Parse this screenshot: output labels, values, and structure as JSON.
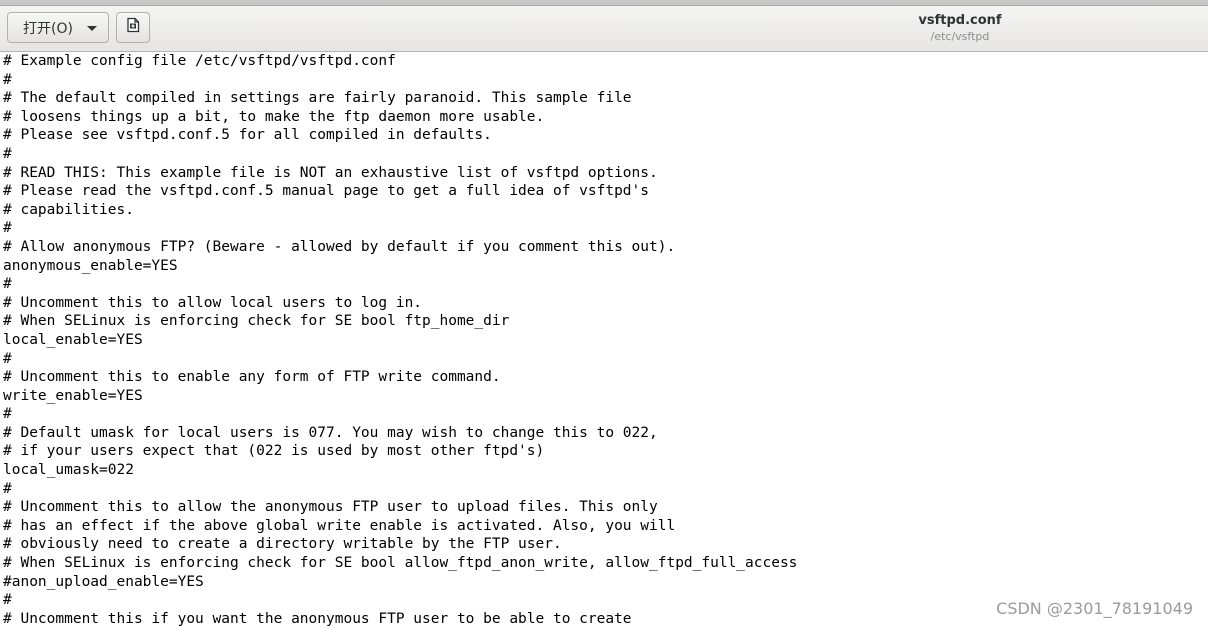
{
  "header": {
    "open_button_label": "打开(O)",
    "title": "vsftpd.conf",
    "subtitle": "/etc/vsftpd"
  },
  "icons": {
    "open_dropdown": "chevron-down-icon",
    "new_document": "new-document-icon"
  },
  "editor": {
    "lines": [
      "# Example config file /etc/vsftpd/vsftpd.conf",
      "#",
      "# The default compiled in settings are fairly paranoid. This sample file",
      "# loosens things up a bit, to make the ftp daemon more usable.",
      "# Please see vsftpd.conf.5 for all compiled in defaults.",
      "#",
      "# READ THIS: This example file is NOT an exhaustive list of vsftpd options.",
      "# Please read the vsftpd.conf.5 manual page to get a full idea of vsftpd's",
      "# capabilities.",
      "#",
      "# Allow anonymous FTP? (Beware - allowed by default if you comment this out).",
      "anonymous_enable=YES",
      "#",
      "# Uncomment this to allow local users to log in.",
      "# When SELinux is enforcing check for SE bool ftp_home_dir",
      "local_enable=YES",
      "#",
      "# Uncomment this to enable any form of FTP write command.",
      "write_enable=YES",
      "#",
      "# Default umask for local users is 077. You may wish to change this to 022,",
      "# if your users expect that (022 is used by most other ftpd's)",
      "local_umask=022",
      "#",
      "# Uncomment this to allow the anonymous FTP user to upload files. This only",
      "# has an effect if the above global write enable is activated. Also, you will",
      "# obviously need to create a directory writable by the FTP user.",
      "# When SELinux is enforcing check for SE bool allow_ftpd_anon_write, allow_ftpd_full_access",
      "#anon_upload_enable=YES",
      "#",
      "# Uncomment this if you want the anonymous FTP user to be able to create"
    ]
  },
  "watermark": "CSDN @2301_78191049",
  "colors": {
    "header_bg": "#e6e5e4",
    "text": "#000000",
    "subtitle": "#8b8e8f",
    "watermark": "#9a9a9a"
  }
}
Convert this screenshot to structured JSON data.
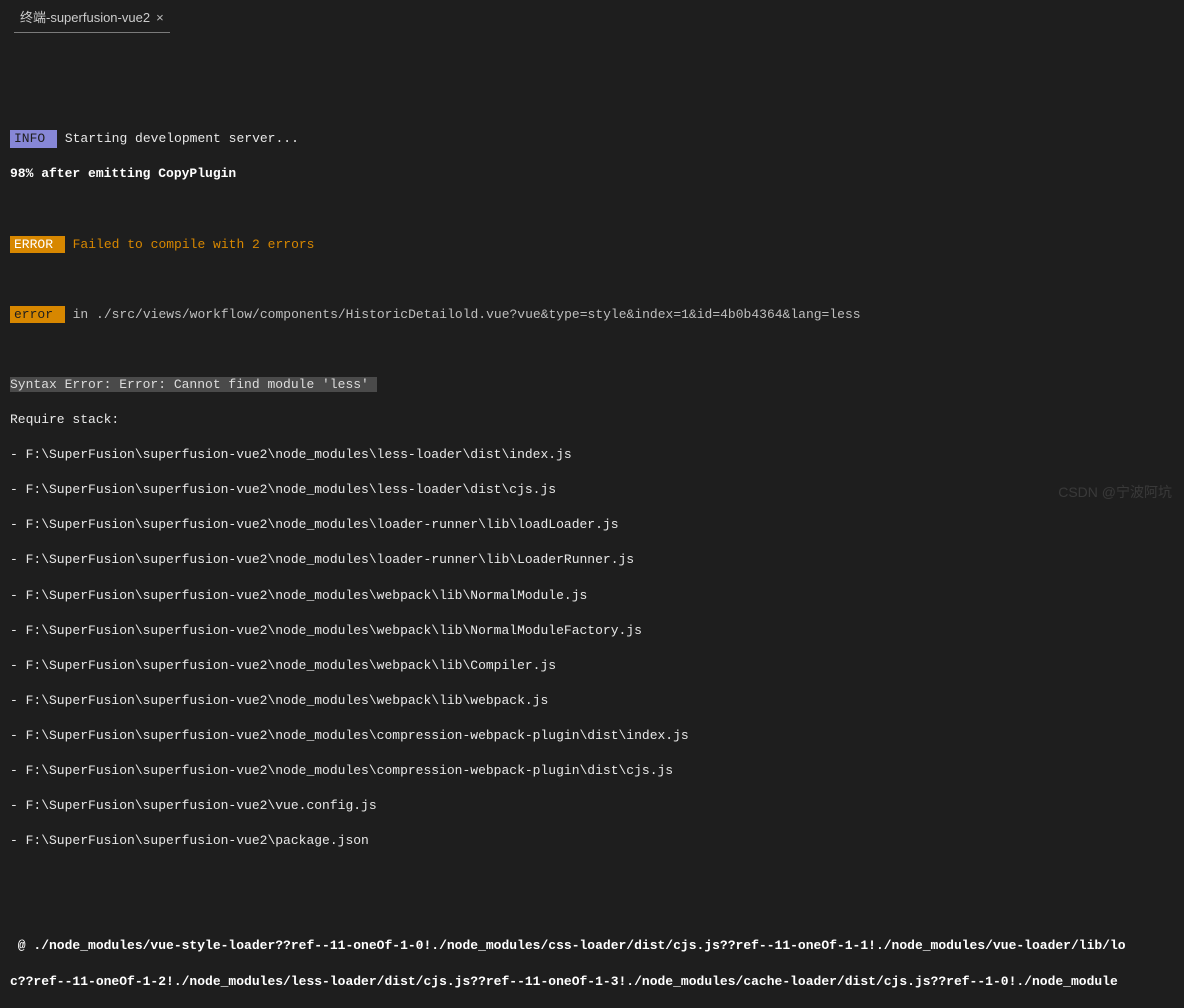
{
  "tab": {
    "title": "终端-superfusion-vue2",
    "close": "×"
  },
  "badges": {
    "info": "INFO",
    "ERROR": "ERROR",
    "error": "error"
  },
  "msg": {
    "starting": " Starting development server...",
    "progress": "98% after emitting CopyPlugin",
    "failed": " Failed to compile with 2 errors",
    "errorin": " in ./src/views/workflow/components/HistoricDetailold.vue?vue&type=style&index=1&id=4b0b4364&lang=less",
    "syntax": "Syntax Error: Error: Cannot find module 'less' ",
    "require": "Require stack:"
  },
  "stack": [
    "- F:\\SuperFusion\\superfusion-vue2\\node_modules\\less-loader\\dist\\index.js",
    "- F:\\SuperFusion\\superfusion-vue2\\node_modules\\less-loader\\dist\\cjs.js",
    "- F:\\SuperFusion\\superfusion-vue2\\node_modules\\loader-runner\\lib\\loadLoader.js",
    "- F:\\SuperFusion\\superfusion-vue2\\node_modules\\loader-runner\\lib\\LoaderRunner.js",
    "- F:\\SuperFusion\\superfusion-vue2\\node_modules\\webpack\\lib\\NormalModule.js",
    "- F:\\SuperFusion\\superfusion-vue2\\node_modules\\webpack\\lib\\NormalModuleFactory.js",
    "- F:\\SuperFusion\\superfusion-vue2\\node_modules\\webpack\\lib\\Compiler.js",
    "- F:\\SuperFusion\\superfusion-vue2\\node_modules\\webpack\\lib\\webpack.js",
    "- F:\\SuperFusion\\superfusion-vue2\\node_modules\\compression-webpack-plugin\\dist\\index.js",
    "- F:\\SuperFusion\\superfusion-vue2\\node_modules\\compression-webpack-plugin\\dist\\cjs.js",
    "- F:\\SuperFusion\\superfusion-vue2\\vue.config.js",
    "- F:\\SuperFusion\\superfusion-vue2\\package.json"
  ],
  "footer": {
    "l1": " @ ./node_modules/vue-style-loader??ref--11-oneOf-1-0!./node_modules/css-loader/dist/cjs.js??ref--11-oneOf-1-1!./node_modules/vue-loader/lib/lo",
    "l2": "c??ref--11-oneOf-1-2!./node_modules/less-loader/dist/cjs.js??ref--11-oneOf-1-3!./node_modules/cache-loader/dist/cjs.js??ref--1-0!./node_module"
  },
  "watermark": "CSDN @宁波阿坑"
}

*****

From the data above, copy each line that holds "dist".

Response.
    "- F:\\SuperFusion\\superfusion-vue2\\node_modules\\less-loader\\dist\\index.js",
    "- F:\\SuperFusion\\superfusion-vue2\\node_modules\\less-loader\\dist\\cjs.js",
    "- F:\\SuperFusion\\superfusion-vue2\\node_modules\\compression-webpack-plugin\\dist\\index.js",
    "- F:\\SuperFusion\\superfusion-vue2\\node_modules\\compression-webpack-plugin\\dist\\cjs.js",
    "l1": " @ ./node_modules/vue-style-loader??ref--11-oneOf-1-0!./node_modules/css-loader/dist/cjs.js??ref--11-oneOf-1-1!./node_modules/vue-loader/lib/lo",
    "l2": "c??ref--11-oneOf-1-2!./node_modules/less-loader/dist/cjs.js??ref--11-oneOf-1-3!./node_modules/cache-loader/dist/cjs.js??ref--1-0!./node_module"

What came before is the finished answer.